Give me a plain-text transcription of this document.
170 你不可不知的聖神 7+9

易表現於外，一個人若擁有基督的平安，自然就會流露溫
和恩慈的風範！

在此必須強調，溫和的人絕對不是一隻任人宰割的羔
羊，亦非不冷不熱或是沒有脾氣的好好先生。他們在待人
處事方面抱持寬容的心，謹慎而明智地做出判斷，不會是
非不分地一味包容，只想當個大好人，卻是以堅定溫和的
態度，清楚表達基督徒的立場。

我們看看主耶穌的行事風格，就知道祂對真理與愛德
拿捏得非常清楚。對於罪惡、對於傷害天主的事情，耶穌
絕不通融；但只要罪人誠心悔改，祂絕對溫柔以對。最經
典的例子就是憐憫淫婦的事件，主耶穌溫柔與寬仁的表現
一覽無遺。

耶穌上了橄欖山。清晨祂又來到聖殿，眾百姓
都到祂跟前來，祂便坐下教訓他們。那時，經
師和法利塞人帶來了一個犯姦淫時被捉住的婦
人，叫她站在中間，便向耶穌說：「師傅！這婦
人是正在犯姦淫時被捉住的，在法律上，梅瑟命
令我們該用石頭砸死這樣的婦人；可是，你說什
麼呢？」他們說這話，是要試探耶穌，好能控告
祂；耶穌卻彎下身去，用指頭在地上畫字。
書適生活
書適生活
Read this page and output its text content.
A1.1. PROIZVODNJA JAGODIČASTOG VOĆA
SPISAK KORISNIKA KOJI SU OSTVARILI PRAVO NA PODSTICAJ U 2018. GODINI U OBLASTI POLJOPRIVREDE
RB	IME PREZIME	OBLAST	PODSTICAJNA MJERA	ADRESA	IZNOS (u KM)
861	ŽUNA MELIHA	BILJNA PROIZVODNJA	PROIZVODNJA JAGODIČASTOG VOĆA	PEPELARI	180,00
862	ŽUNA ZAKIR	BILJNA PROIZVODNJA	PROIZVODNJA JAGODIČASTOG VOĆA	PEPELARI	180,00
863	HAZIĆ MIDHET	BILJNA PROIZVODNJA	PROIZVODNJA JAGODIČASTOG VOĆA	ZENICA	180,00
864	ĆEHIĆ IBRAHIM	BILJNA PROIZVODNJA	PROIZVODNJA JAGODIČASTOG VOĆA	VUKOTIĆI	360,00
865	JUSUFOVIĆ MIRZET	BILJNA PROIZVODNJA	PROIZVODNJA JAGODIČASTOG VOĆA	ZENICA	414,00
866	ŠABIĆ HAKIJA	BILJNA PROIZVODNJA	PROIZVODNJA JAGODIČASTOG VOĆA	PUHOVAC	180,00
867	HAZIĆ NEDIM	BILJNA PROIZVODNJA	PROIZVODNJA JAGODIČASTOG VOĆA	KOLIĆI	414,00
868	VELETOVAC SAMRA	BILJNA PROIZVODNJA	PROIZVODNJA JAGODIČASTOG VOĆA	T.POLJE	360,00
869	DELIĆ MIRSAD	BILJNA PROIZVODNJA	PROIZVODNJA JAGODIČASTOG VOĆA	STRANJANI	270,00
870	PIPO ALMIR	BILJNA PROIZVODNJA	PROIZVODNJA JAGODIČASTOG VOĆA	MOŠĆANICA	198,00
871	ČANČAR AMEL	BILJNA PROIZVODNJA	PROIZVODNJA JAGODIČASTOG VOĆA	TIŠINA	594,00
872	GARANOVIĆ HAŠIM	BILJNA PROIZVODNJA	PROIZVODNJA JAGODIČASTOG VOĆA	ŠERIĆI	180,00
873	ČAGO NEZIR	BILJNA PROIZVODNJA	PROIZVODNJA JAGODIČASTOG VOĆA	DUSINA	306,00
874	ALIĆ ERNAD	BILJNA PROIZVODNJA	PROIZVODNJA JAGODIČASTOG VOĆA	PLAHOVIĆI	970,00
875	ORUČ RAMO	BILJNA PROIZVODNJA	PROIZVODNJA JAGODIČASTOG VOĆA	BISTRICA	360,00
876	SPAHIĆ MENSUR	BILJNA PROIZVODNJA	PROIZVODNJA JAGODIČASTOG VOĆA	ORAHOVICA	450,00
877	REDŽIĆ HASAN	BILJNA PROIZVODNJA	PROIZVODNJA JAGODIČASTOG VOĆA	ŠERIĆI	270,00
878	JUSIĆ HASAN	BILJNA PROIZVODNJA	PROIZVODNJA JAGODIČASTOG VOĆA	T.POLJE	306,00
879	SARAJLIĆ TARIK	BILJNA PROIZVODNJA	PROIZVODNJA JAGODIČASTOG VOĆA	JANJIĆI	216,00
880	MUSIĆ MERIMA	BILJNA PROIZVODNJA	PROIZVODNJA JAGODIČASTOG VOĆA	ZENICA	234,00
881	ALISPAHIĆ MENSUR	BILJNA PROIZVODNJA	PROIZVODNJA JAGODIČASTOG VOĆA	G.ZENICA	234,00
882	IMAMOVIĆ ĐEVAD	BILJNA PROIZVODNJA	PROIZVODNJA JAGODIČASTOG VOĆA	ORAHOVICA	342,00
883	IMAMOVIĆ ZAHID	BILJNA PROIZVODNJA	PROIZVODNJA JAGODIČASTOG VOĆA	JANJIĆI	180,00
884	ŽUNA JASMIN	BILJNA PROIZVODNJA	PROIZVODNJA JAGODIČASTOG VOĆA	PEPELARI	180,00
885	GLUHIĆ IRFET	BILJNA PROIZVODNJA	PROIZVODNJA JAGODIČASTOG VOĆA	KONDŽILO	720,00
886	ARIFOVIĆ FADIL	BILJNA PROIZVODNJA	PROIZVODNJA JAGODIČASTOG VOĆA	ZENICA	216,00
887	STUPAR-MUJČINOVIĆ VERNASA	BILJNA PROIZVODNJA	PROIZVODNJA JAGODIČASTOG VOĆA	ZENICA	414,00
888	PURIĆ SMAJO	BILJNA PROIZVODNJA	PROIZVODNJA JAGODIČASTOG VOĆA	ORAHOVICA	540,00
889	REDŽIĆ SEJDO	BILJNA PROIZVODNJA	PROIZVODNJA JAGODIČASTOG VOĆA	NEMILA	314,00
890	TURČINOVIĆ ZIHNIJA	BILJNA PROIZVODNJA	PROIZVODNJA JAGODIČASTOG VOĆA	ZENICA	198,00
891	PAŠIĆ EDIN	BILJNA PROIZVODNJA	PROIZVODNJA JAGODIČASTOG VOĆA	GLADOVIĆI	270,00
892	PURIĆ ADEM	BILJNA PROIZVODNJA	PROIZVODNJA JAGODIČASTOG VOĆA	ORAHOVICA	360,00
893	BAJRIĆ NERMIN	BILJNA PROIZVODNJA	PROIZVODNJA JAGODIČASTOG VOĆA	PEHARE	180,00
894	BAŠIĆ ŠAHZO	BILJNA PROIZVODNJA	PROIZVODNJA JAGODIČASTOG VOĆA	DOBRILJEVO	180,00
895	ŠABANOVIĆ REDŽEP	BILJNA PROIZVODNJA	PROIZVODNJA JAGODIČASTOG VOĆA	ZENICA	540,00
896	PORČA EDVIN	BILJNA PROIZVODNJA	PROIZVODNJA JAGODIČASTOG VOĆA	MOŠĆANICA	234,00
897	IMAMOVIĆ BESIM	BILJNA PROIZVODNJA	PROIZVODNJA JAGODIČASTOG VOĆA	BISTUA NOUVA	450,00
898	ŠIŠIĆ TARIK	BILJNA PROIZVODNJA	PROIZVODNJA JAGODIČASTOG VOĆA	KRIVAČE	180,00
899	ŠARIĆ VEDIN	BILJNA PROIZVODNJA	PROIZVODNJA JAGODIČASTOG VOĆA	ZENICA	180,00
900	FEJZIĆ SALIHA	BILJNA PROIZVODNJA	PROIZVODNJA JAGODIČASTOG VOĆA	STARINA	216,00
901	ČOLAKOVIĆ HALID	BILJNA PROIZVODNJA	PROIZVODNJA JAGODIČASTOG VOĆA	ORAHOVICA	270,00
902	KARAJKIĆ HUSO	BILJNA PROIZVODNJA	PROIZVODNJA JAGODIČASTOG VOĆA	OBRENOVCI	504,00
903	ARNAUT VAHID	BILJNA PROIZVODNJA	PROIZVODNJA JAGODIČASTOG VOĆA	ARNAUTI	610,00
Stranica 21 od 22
+++++
WHAT YOU ARE ASKED TO DO: Note how many lines of the material contain the string "HASAN". Then report that number by itself.

THE RESULT: 2